Written task: Gather all lines with "subtitle" from the records.

START Dataset

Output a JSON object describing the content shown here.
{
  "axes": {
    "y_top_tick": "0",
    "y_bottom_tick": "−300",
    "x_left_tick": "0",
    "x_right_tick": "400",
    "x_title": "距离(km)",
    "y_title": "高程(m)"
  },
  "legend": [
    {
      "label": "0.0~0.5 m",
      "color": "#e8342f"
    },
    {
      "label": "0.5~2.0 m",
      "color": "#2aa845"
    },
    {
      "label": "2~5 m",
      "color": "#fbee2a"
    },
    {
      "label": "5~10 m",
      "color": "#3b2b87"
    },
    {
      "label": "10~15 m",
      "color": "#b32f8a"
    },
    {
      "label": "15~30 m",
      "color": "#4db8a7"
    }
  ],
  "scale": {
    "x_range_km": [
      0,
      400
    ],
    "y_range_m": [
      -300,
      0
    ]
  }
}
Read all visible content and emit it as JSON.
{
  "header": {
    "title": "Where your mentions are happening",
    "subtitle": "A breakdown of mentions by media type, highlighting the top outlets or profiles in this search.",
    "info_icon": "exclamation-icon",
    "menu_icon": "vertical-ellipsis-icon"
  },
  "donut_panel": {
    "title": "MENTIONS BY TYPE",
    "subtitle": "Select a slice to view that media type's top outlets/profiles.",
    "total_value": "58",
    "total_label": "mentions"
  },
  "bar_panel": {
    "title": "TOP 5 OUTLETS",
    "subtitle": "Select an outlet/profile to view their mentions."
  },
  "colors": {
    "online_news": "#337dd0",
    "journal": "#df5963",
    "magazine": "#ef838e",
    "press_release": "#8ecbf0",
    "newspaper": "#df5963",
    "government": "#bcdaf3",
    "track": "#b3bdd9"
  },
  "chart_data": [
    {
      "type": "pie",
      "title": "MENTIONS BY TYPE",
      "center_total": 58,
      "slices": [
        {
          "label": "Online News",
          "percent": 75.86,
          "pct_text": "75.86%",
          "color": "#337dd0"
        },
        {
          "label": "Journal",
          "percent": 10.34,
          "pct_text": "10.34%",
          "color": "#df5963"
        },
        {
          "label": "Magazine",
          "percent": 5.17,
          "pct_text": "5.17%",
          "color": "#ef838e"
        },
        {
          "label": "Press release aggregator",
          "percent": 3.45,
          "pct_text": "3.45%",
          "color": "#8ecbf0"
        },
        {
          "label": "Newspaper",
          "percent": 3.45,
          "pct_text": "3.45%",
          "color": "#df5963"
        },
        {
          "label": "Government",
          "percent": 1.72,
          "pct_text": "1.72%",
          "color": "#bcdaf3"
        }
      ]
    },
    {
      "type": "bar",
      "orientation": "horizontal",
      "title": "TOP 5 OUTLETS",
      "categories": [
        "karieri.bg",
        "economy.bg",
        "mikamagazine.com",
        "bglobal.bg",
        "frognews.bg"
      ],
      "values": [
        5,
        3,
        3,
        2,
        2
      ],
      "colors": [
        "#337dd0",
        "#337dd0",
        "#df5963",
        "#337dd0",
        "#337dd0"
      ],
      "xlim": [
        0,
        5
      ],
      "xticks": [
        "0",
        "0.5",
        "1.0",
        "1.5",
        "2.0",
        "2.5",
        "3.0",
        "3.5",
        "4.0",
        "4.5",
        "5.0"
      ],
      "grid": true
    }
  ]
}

END Dataset

Expected output:
    "subtitle": "A breakdown of mentions by media type, highlighting the top outlets or profiles in this search.",
    "subtitle": "Select a slice to view that media type's top outlets/profiles.",
    "subtitle": "Select an outlet/profile to view their mentions."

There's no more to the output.